### TEXTE À ANALYSER
------

Alcoolisme : les feux passent au vert pour le baclofène

Très attendues, deux études cliniques françaises présentées hier à Berlin au congrès de rechercher biomédicale sur l’alcoolisme de l’ISBRA-ESBRA, démontrent l’efficacité du baclofène pour réduire la consommation d’alcool des patients alcoolo-dépendants.

Bacloville, l’étude des médecins généralistes
La première, l’étude Bacloville, est une étude multicentrique, nationale, réalisée en double aveugle contre placebo et exclusivement menée en médecine générale. Configurée comme une étude pragmatique de réduction des risques, Bacloville a été aussi pour particularité d’avoir été menée sur une durée d’un an. 60 médecins généralistes ont inclu 320 participants, de mai 2012 et à juin 2013. Tous les patients ont été observés jusqu’en septembre 2014.

Commencé à la dose de 5 mg administrée 3 à 4 fois par jour pour atteindre un maximum de 300 mg/jour, l’ascension posologique s’adaptait à chaque patient, avec pour objectif son indifférence à l’alcool et ce, sans obligation de sevrage préalable. Ainsi, Bacloville affiche 56.8 % de succès chez les patients prenant la molécule contre 36.5 % dans le groupe placebo.

« Ce sont certes les premiers résultats de l’étude Bacloville, explique le Pr Philippe Jaury, investigateur coordinateur de l’étude (département de médecine générale, université Paris Descartes). Mais ces 20,3 points de différence avec un p = 0,004 prouvent l’efficacité du baclofène. Et ces résultats sont d’autant plus intéressants qu’ils ont été menés en vie réelle chez des patients qui pouvaient être consommateurs réguliers de cannabis (27), de cocaïne (4), d’héroïne (2) ou traités par méthadone (17) ou buprénorphine (20) ». La consommation d’alcool au départ était de 13 unités par jour et au terme de l’étude, plus de la moitié avait au moins réduit sa consommation aux normes fixées par l’OMS.
La suite de l’interprétation statistique des résultats de Bacloville devrait fournir des données de sécurité, « indispensables à l’évaluation du rapport bénéfice/risque », explique le Dr Laurent Rigal, méthodologiste de l’étude (département de médecine générale Paris Descartes).

Alpadir en faveur de l’efficacité et de la tolérance du baclofène
Du côté de la deuxième grande étude sur le baclofène, également française, nommée Alpadir, même son de cloche sur l’efficacité de la molécule dans la lutte contre l’alcoolisme. Même si le critère principal qui était l’abstinence n’a pas atteint son objectif.
En effet, cet un essai multicentrique, randomisé, en double aveugle, visait à évaluer l’efficacité du baclofène à la posologie de 180 mg par jour versus placebo dans le maintien de l’abstinence des patients alcoolo-dépendants (critère principal) et dans la réduction de la consommation d’alcool (critère secondaire) chez des patients alcoolo-dépendants préalablement sevrés. 320 patients ont été randomisés (158 sous baclofène et 162 sous placebo). 11,9 % des patients sous baclofène et 10,5 % des patients sous placebo ont atteint cet objectif d’abstinence continue au terme de 20 semaines consécutives. Sur ce critère, aucune différence statistiquement significative n’a été mise en évidence entre les 2 groupes. Mais une réduction importante de la consommation d’alcool a été observée dans les 2 groupes avec une baisse plus importante pour les patients traités par baclofène.

------

### LIGNES EXTRAITES
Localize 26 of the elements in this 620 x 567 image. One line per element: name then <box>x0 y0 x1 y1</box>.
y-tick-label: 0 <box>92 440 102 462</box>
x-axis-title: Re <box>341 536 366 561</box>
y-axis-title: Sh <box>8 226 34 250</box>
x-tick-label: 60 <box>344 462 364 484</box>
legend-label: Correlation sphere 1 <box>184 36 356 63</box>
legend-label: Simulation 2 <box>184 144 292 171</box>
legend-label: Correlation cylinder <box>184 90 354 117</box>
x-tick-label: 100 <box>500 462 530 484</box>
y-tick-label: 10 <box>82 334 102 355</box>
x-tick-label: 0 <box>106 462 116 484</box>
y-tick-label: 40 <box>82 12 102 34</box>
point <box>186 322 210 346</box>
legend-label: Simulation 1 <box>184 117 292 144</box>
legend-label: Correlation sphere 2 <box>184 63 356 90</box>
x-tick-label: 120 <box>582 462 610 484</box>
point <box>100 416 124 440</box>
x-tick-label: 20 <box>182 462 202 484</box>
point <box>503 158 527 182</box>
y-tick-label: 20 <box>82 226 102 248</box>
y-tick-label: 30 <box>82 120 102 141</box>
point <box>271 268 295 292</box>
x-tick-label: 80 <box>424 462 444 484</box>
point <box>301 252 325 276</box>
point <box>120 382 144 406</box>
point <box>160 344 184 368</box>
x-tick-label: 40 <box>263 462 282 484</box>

------

### TÂCHE À FAIRE A
D'après le texte sur le baclofène, quelle dose quotidienne de baclofène l'étude Alpadir évaluait-elle contre placebo ?
### TÂCHE À FAIRE B
Recopiez à l'identique le passage du texte sur le baclofène qui s'ouvre sur les mots « Alcoolisme : les » et se termine par « d’alcool des patients alcoolo-dépendants. ».

### RÉPONSE À L'EXERCICE A
180 mg par jour.

### RÉPONSE À L'EXERCICE B
Alcoolisme : les feux passent au vert pour le baclofène

Très attendues, deux études cliniques françaises présentées hier à Berlin au congrès de rechercher biomédicale sur l’alcoolisme de l’ISBRA-ESBRA, démontrent l’efficacité du baclofène pour réduire la consommation d’alcool des patients alcoolo-dépendants.